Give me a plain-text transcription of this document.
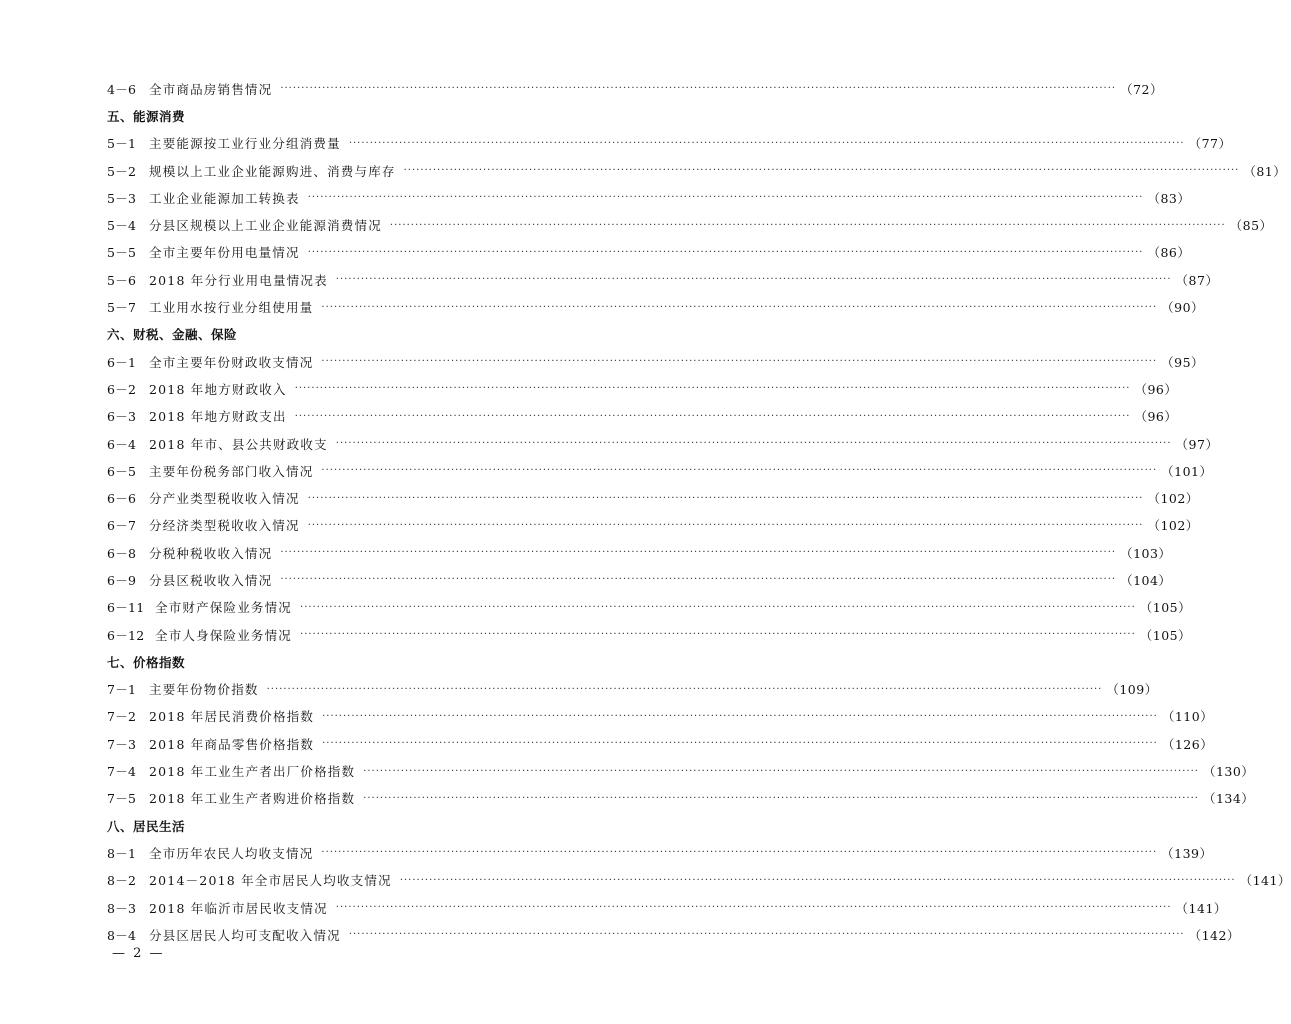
4－6	全市商品房销售情况 ········································································································································································································ （72）
五、能源消费
5－1	主要能源按工业行业分组消费量 ········································································································································································································ （77）
5－2	规模以上工业企业能源购进、消费与库存 ········································································································································································································ （81）
5－3	工业企业能源加工转换表 ········································································································································································································ （83）
5－4	分县区规模以上工业企业能源消费情况 ········································································································································································································ （85）
5－5	全市主要年份用电量情况 ········································································································································································································ （86）
5－6	2018 年分行业用电量情况表 ········································································································································································································ （87）
5－7	工业用水按行业分组使用量 ········································································································································································································ （90）
六、财税、金融、保险
6－1	全市主要年份财政收支情况 ········································································································································································································ （95）
6－2	2018 年地方财政收入 ········································································································································································································ （96）
6－3	2018 年地方财政支出 ········································································································································································································ （96）
6－4	2018 年市、县公共财政收支 ········································································································································································································ （97）
6－5	主要年份税务部门收入情况 ········································································································································································································ （101）
6－6	分产业类型税收收入情况 ········································································································································································································ （102）
6－7	分经济类型税收收入情况 ········································································································································································································ （102）
6－8	分税种税收收入情况 ········································································································································································································ （103）
6－9	分县区税收收入情况 ········································································································································································································ （104）
6－11 全市财产保险业务情况 ········································································································································································································ （105）
6－12 全市人身保险业务情况 ········································································································································································································ （105）
七、价格指数
7－1	主要年份物价指数 ········································································································································································································ （109）
7－2	2018 年居民消费价格指数 ········································································································································································································ （110）
7－3	2018 年商品零售价格指数 ········································································································································································································ （126）
7－4	2018 年工业生产者出厂价格指数 ········································································································································································································ （130）
7－5	2018 年工业生产者购进价格指数 ········································································································································································································ （134）
八、居民生活
8－1	全市历年农民人均收支情况 ········································································································································································································ （139）
8－2	2014－2018 年全市居民人均收支情况 ········································································································································································································ （141）
8－3	2018 年临沂市居民收支情况 ········································································································································································································ （141）
8－4	分县区居民人均可支配收入情况 ········································································································································································································ （142）
— 2 —
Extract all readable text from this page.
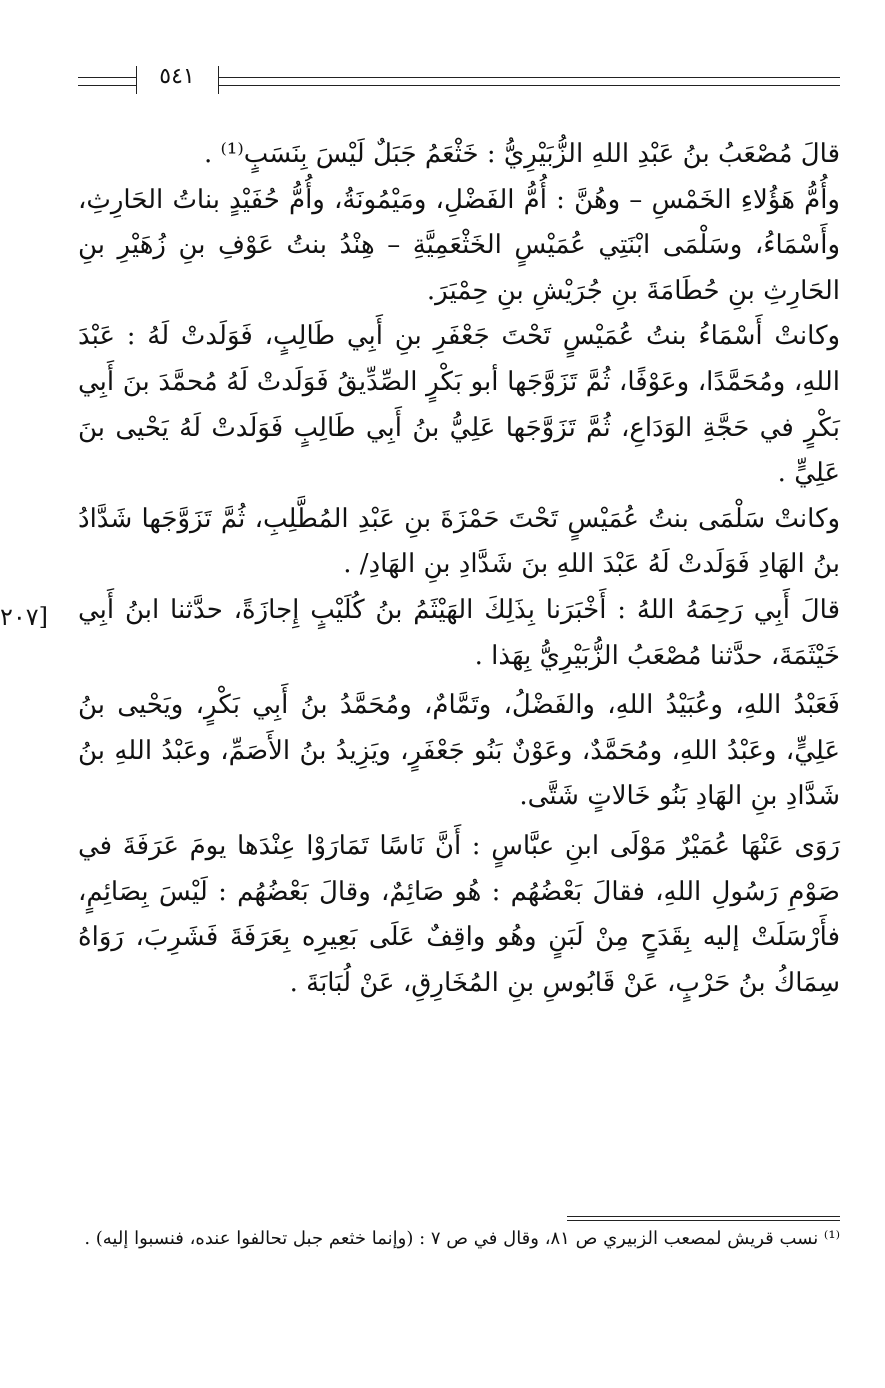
٥٤١

قالَ مُصْعَبُ بنُ عَبْدِ اللهِ الزُّبَيْرِيُّ : خَثْعَمُ جَبَلٌ لَيْسَ بِنَسَبٍ⁽¹⁾ .

وأُمُّ هَؤُلاءِ الخَمْسِ – وهُنَّ : أُمُّ الفَضْلِ، ومَيْمُونَةُ، وأُمُّ حُفَيْدٍ بناتُ الحَارِثِ، وأَسْمَاءُ، وسَلْمَى ابْنَتِي عُمَيْسٍ الخَثْعَمِيَّةِ – هِنْدُ بنتُ عَوْفِ بنِ زُهَيْرِ بنِ الحَارِثِ بنِ حُطَامَةَ بنِ جُرَيْشِ بنِ حِمْيَرَ.

وكانتْ أَسْمَاءُ بنتُ عُمَيْسٍ تَحْتَ جَعْفَرِ بنِ أَبِي طَالِبٍ، فَوَلَدتْ لَهُ : عَبْدَ اللهِ، ومُحَمَّدًا، وعَوْفًا، ثُمَّ تَزَوَّجَها أبو بَكْرٍ الصِّدِّيقُ فَوَلَدتْ لَهُ مُحمَّدَ بنَ أَبِي بَكْرٍ في حَجَّةِ الوَدَاعِ، ثُمَّ تَزَوَّجَها عَلِيُّ بنُ أَبِي طَالِبٍ فَوَلَدتْ لَهُ يَحْيى بنَ عَلِيٍّ .

وكانتْ سَلْمَى بنتُ عُمَيْسٍ تَحْتَ حَمْزَةَ بنِ عَبْدِ المُطَّلِبِ، ثُمَّ تَزَوَّجَها شَدَّادُ بنُ الهَادِ فَوَلَدتْ لَهُ عَبْدَ اللهِ بنَ شَدَّادِ بنِ الهَادِ/ .

قالَ أَبِي رَحِمَهُ اللهُ : أَخْبَرَنا بِذَلِكَ الهَيْثَمُ بنُ كُلَيْبٍ إِجازَةً، حدَّثنا ابنُ أَبِي خَيْثَمَةَ، حدَّثنا مُصْعَبُ الزُّبَيْرِيُّ بِهَذا .

فَعَبْدُ اللهِ، وعُبَيْدُ اللهِ، والفَضْلُ، وتَمَّامٌ، ومُحَمَّدُ بنُ أَبِي بَكْرٍ، ويَحْيى بنُ عَلِيٍّ، وعَبْدُ اللهِ، ومُحَمَّدٌ، وعَوْنٌ بَنُو جَعْفَرٍ، ويَزِيدُ بنُ الأَصَمِّ، وعَبْدُ اللهِ بنُ شَدَّادِ بنِ الهَادِ بَنُو خَالاتٍ شَتَّى.

رَوَى عَنْهَا عُمَيْرٌ مَوْلَى ابنِ عبَّاسٍ : أَنَّ نَاسًا تَمَارَوْا عِنْدَها يومَ عَرَفَةَ في صَوْمِ رَسُولِ اللهِ، فقالَ بَعْضُهُم : هُو صَائِمٌ، وقالَ بَعْضُهُم : لَيْسَ بِصَائِمٍ، فأَرْسَلَتْ إليه بِقَدَحٍ مِنْ لَبَنٍ وهُو واقِفٌ عَلَى بَعِيرِه بِعَرَفَةَ فَشَرِبَ، رَوَاهُ سِمَاكُ بنُ حَرْبٍ، عَنْ قَابُوسِ بنِ المُخَارِقِ، عَنْ لُبَابَةَ .

[٢٠٧

⁽¹⁾ نسب قريش لمصعب الزبيري ص ٨١، وقال في ص ٧ : (وإنما خثعم جبل تحالفوا عنده، فنسبوا إليه) .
□ □ □ □ □ □ □
Required task >> Supply the count of lines in the entries that contain the word "this", and nothing besides.

Result of the task >> 2